---------- Records shown ----------

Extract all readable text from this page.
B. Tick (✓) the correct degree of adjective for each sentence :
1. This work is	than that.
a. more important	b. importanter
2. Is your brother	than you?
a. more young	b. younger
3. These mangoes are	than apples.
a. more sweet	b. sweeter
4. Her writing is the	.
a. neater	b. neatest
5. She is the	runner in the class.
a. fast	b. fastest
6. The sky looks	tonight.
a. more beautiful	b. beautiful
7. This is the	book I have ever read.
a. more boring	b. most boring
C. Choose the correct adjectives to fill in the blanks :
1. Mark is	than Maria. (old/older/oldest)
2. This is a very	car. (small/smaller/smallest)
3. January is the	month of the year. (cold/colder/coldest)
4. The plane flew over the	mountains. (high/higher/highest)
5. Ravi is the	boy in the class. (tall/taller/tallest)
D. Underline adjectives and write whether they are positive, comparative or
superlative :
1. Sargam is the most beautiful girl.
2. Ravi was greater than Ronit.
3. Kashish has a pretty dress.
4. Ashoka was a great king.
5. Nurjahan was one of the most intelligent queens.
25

----------

- [Exercise task] The lines above should be duplicated exactly.

- [Result for this task]
Extract all readable text from this page.
B. Tick (✓) the correct degree of adjective for each sentence :
1. This work is	than that.
a. more important	b. importanter
2. Is your brother	than you?
a. more young	b. younger
3. These mangoes are	than apples.
a. more sweet	b. sweeter
4. Her writing is the	.
a. neater	b. neatest
5. She is the	runner in the class.
a. fast	b. fastest
6. The sky looks	tonight.
a. more beautiful	b. beautiful
7. This is the	book I have ever read.
a. more boring	b. most boring
C. Choose the correct adjectives to fill in the blanks :
1. Mark is	than Maria. (old/older/oldest)
2. This is a very	car. (small/smaller/smallest)
3. January is the	month of the year. (cold/colder/coldest)
4. The plane flew over the	mountains. (high/higher/highest)
5. Ravi is the	boy in the class. (tall/taller/tallest)
D. Underline adjectives and write whether they are positive, comparative or
superlative :
1. Sargam is the most beautiful girl.
2. Ravi was greater than Ronit.
3. Kashish has a pretty dress.
4. Ashoka was a great king.
5. Nurjahan was one of the most intelligent queens.
25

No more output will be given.